— Aim —
Scan the lines below for the string "generated" and copy every one that has it.

— Available records —
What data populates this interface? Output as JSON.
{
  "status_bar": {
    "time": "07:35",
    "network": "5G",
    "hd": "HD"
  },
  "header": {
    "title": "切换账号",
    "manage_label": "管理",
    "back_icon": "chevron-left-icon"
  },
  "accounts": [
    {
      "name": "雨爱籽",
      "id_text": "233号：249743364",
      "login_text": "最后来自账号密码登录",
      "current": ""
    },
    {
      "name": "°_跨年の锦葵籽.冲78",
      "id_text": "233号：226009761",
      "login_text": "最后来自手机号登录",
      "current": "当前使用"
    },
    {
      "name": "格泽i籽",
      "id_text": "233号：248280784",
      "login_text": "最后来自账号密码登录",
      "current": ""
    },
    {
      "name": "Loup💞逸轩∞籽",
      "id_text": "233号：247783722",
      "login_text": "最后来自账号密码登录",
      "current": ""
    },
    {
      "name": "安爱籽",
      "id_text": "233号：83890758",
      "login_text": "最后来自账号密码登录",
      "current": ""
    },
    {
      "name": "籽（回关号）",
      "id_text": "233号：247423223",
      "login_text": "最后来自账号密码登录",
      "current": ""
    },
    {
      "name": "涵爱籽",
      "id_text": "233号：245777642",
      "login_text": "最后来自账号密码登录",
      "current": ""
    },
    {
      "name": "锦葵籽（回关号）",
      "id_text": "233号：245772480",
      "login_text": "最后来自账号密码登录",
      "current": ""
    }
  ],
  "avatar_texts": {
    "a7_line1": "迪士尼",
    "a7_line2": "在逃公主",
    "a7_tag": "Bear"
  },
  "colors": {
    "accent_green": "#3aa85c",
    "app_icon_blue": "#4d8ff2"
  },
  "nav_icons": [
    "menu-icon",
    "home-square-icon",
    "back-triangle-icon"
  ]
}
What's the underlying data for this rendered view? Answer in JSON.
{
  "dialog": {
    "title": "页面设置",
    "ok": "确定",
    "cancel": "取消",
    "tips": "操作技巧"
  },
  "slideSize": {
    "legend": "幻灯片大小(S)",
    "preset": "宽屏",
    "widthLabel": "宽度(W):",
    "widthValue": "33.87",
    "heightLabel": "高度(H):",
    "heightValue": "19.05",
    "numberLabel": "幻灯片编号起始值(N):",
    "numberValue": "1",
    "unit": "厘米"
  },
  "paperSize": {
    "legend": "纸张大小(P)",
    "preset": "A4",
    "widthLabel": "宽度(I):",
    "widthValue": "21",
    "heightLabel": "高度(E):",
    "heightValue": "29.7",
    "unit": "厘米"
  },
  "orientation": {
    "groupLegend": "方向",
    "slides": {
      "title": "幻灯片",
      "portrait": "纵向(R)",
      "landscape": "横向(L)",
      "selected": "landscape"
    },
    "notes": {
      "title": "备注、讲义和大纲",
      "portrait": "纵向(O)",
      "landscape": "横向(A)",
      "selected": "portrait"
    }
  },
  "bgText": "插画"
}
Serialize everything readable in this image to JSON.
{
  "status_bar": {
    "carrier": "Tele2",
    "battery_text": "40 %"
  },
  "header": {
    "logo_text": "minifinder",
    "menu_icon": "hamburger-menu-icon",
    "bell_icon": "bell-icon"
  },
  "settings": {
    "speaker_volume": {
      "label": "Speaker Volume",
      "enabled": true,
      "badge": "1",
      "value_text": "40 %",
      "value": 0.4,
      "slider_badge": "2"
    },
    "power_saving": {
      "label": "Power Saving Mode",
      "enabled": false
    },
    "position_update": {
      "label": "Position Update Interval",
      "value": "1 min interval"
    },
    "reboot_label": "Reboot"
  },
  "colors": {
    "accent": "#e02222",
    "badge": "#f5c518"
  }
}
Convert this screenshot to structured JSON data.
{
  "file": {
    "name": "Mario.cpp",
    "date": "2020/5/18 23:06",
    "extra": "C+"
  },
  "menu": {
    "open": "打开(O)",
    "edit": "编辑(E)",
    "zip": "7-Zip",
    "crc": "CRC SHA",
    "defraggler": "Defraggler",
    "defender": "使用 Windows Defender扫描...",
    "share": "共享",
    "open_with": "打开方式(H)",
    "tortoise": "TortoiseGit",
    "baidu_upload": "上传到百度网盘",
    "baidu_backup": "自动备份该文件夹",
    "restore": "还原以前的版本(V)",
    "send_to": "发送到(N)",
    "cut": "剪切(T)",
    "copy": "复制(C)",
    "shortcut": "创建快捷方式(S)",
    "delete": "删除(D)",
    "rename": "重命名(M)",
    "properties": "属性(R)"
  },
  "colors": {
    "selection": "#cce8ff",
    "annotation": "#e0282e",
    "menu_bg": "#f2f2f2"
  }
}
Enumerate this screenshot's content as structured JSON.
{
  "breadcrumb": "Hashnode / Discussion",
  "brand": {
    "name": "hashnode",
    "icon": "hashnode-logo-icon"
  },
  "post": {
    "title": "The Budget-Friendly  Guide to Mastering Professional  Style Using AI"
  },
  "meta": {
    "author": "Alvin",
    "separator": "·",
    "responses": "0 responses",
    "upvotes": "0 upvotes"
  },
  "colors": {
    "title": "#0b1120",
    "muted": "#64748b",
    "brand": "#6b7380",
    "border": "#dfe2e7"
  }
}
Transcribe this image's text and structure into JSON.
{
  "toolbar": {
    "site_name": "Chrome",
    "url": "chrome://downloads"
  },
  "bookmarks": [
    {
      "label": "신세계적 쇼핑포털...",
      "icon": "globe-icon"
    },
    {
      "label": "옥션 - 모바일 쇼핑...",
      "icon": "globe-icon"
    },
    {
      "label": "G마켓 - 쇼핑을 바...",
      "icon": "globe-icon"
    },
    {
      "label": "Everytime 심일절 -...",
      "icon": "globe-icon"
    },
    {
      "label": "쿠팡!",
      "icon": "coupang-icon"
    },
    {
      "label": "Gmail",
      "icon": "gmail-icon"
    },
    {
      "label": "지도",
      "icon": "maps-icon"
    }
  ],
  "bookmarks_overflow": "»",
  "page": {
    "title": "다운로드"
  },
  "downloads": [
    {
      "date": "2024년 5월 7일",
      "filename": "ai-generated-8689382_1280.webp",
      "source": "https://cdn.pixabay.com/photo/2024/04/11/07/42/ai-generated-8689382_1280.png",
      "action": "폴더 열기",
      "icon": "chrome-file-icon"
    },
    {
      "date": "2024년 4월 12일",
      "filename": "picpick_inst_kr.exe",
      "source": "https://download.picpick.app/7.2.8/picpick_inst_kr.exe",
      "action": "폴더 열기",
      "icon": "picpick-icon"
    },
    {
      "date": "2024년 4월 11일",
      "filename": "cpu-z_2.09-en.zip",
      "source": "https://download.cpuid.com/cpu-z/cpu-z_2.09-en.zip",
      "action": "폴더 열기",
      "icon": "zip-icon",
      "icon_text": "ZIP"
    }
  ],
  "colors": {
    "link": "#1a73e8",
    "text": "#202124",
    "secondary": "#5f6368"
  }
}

— Problem solution —
      "filename": "ai-generated-8689382_1280.webp",
      "source": "https://cdn.pixabay.com/photo/2024/04/11/07/42/ai-generated-8689382_1280.png",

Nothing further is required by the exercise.